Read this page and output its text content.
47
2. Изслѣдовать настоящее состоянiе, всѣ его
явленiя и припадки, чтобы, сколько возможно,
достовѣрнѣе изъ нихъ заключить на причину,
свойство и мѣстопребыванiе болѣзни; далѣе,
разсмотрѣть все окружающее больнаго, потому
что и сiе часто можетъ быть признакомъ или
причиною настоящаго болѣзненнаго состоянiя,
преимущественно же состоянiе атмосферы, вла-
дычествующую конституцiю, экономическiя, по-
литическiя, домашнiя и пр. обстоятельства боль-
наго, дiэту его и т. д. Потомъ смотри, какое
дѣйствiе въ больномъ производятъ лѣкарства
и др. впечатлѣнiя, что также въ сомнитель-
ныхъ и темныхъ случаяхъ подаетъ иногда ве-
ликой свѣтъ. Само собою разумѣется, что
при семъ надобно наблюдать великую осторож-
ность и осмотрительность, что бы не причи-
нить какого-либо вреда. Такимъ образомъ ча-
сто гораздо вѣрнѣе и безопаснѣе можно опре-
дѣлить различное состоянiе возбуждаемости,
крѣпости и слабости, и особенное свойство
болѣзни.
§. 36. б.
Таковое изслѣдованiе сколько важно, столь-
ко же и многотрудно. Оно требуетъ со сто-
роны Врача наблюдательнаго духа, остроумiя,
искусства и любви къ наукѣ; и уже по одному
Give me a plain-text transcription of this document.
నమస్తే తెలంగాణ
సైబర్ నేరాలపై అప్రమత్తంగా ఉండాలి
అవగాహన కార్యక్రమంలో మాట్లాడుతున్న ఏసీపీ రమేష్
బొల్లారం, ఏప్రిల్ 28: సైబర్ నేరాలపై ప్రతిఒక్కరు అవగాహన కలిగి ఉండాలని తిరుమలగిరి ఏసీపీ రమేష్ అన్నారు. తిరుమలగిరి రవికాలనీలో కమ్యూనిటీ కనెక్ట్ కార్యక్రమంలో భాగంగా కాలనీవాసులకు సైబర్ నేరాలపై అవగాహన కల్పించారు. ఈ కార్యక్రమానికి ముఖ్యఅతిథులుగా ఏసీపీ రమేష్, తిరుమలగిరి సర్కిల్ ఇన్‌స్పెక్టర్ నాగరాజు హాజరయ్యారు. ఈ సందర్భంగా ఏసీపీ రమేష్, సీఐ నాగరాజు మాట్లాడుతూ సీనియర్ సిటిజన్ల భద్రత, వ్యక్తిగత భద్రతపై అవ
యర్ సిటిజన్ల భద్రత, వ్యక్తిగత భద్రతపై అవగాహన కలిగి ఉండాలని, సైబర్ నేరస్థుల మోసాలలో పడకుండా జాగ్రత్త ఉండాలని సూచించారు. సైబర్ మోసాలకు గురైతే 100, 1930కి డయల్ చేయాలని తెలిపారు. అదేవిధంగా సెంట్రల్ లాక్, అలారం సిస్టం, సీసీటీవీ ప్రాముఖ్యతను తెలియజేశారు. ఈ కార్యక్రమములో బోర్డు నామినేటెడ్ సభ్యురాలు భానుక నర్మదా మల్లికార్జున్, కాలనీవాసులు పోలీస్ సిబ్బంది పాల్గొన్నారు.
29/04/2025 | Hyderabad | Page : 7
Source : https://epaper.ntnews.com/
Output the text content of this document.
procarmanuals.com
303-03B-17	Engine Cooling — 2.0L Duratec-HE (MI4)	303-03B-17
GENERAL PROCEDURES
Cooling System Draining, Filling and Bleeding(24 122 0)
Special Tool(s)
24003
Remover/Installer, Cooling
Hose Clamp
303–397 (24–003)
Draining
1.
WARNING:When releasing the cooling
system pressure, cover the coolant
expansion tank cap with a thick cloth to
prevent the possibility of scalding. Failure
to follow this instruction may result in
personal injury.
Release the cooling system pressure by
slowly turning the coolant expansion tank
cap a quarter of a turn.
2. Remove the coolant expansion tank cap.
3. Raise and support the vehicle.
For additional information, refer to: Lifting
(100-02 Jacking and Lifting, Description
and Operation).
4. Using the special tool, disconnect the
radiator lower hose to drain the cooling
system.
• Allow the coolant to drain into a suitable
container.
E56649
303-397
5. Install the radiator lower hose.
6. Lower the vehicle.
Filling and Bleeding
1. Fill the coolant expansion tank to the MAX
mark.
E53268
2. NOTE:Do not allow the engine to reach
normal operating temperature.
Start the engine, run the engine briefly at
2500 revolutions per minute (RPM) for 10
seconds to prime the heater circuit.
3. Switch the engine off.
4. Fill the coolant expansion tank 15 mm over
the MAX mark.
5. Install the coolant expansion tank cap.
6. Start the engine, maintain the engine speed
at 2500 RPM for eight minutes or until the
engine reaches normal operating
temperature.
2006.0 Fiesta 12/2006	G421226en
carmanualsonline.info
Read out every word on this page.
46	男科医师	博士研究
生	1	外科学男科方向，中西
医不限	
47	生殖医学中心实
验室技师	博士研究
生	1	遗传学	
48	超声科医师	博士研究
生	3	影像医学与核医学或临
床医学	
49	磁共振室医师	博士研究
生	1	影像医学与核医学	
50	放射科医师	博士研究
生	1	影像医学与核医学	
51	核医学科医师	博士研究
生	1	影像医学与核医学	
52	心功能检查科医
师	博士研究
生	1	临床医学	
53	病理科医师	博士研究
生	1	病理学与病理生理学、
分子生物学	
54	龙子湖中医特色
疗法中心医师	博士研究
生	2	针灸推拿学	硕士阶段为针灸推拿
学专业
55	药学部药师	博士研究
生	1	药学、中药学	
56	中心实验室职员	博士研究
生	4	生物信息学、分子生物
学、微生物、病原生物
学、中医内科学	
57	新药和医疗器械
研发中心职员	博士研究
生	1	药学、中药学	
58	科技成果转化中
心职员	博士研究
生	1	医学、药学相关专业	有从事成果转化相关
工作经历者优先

Written task
What number of lines in the records contain the word "temperature"? Answer with that number alone.

Finished exercise
2